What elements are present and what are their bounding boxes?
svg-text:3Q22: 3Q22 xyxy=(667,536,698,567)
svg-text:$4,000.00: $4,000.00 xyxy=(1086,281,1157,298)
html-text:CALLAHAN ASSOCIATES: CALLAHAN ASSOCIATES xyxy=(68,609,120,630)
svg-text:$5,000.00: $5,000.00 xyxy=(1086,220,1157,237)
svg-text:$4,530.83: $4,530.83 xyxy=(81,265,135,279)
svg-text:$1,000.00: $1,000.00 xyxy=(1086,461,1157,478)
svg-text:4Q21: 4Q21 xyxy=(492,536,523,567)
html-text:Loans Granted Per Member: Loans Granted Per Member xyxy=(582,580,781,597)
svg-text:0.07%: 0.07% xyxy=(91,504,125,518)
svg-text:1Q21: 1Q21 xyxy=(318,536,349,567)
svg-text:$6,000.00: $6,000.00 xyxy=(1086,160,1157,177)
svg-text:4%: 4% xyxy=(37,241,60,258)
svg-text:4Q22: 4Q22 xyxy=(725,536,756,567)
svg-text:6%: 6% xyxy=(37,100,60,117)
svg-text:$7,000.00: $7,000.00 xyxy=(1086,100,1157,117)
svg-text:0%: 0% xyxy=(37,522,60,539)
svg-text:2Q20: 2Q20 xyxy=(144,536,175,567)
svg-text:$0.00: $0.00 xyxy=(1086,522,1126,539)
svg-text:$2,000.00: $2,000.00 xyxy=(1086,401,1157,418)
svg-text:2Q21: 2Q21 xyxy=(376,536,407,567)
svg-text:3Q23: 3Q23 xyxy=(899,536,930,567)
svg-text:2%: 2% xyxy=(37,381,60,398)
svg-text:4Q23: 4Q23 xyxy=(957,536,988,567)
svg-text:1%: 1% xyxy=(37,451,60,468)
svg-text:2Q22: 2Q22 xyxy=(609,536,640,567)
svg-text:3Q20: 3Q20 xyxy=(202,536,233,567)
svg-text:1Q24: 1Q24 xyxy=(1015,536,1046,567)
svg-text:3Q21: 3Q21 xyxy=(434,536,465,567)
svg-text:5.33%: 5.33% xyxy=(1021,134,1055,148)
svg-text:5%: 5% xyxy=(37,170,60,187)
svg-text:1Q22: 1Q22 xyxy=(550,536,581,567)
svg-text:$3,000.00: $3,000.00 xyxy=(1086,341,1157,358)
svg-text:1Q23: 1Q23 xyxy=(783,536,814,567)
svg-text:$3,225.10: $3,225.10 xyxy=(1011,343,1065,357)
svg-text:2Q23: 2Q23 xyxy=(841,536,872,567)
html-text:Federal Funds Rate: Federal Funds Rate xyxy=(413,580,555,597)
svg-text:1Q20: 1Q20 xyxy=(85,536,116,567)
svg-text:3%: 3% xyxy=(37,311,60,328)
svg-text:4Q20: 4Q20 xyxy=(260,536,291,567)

******

Could you change "Federal Funds Rate" to "Fed Funds Rate" throughout the records and give every line again with nothing else altered?

Solution for this task ->
What elements are present and what are their bounding boxes?
svg-text:3Q22: 3Q22 xyxy=(667,536,698,567)
svg-text:$4,000.00: $4,000.00 xyxy=(1086,281,1157,298)
html-text:CALLAHAN ASSOCIATES: CALLAHAN ASSOCIATES xyxy=(68,609,120,630)
svg-text:$5,000.00: $5,000.00 xyxy=(1086,220,1157,237)
svg-text:$4,530.83: $4,530.83 xyxy=(81,265,135,279)
svg-text:$1,000.00: $1,000.00 xyxy=(1086,461,1157,478)
svg-text:4Q21: 4Q21 xyxy=(492,536,523,567)
html-text:Loans Granted Per Member: Loans Granted Per Member xyxy=(582,580,781,597)
svg-text:0.07%: 0.07% xyxy=(91,504,125,518)
svg-text:1Q21: 1Q21 xyxy=(318,536,349,567)
svg-text:$6,000.00: $6,000.00 xyxy=(1086,160,1157,177)
svg-text:4%: 4% xyxy=(37,241,60,258)
svg-text:4Q22: 4Q22 xyxy=(725,536,756,567)
svg-text:6%: 6% xyxy=(37,100,60,117)
svg-text:$7,000.00: $7,000.00 xyxy=(1086,100,1157,117)
svg-text:0%: 0% xyxy=(37,522,60,539)
svg-text:2Q20: 2Q20 xyxy=(144,536,175,567)
svg-text:$0.00: $0.00 xyxy=(1086,522,1126,539)
svg-text:$2,000.00: $2,000.00 xyxy=(1086,401,1157,418)
svg-text:2Q21: 2Q21 xyxy=(376,536,407,567)
svg-text:3Q23: 3Q23 xyxy=(899,536,930,567)
svg-text:2%: 2% xyxy=(37,381,60,398)
svg-text:4Q23: 4Q23 xyxy=(957,536,988,567)
svg-text:1%: 1% xyxy=(37,451,60,468)
svg-text:2Q22: 2Q22 xyxy=(609,536,640,567)
svg-text:3Q20: 3Q20 xyxy=(202,536,233,567)
svg-text:1Q24: 1Q24 xyxy=(1015,536,1046,567)
svg-text:3Q21: 3Q21 xyxy=(434,536,465,567)
svg-text:5.33%: 5.33% xyxy=(1021,134,1055,148)
svg-text:5%: 5% xyxy=(37,170,60,187)
svg-text:1Q22: 1Q22 xyxy=(550,536,581,567)
svg-text:$3,000.00: $3,000.00 xyxy=(1086,341,1157,358)
svg-text:1Q23: 1Q23 xyxy=(783,536,814,567)
svg-text:$3,225.10: $3,225.10 xyxy=(1011,343,1065,357)
svg-text:2Q23: 2Q23 xyxy=(841,536,872,567)
html-text:Fed Funds Rate: Fed Funds Rate xyxy=(413,580,555,597)
svg-text:1Q20: 1Q20 xyxy=(85,536,116,567)
svg-text:3%: 3% xyxy=(37,311,60,328)
svg-text:4Q20: 4Q20 xyxy=(260,536,291,567)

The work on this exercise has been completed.